::: Material for this task :::

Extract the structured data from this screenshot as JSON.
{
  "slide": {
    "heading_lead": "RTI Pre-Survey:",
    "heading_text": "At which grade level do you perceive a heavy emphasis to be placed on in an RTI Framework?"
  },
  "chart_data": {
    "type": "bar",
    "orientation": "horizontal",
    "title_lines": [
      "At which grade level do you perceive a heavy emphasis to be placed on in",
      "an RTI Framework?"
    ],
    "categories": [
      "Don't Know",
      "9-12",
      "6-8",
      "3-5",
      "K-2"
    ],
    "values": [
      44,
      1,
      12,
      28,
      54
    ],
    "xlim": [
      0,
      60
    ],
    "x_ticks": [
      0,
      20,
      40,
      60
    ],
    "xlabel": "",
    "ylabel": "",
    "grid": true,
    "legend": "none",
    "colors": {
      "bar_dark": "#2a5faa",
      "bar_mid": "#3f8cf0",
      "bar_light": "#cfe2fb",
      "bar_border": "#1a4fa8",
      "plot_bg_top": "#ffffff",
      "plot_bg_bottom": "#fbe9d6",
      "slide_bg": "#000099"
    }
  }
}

:::

Job:
Which lines hold the string "grade"? Copy all of them from the data above.

Solution:
    "heading_text": "At which grade level do you perceive a heavy emphasis to be placed on in an RTI Framework?"
      "At which grade level do you perceive a heavy emphasis to be placed on in",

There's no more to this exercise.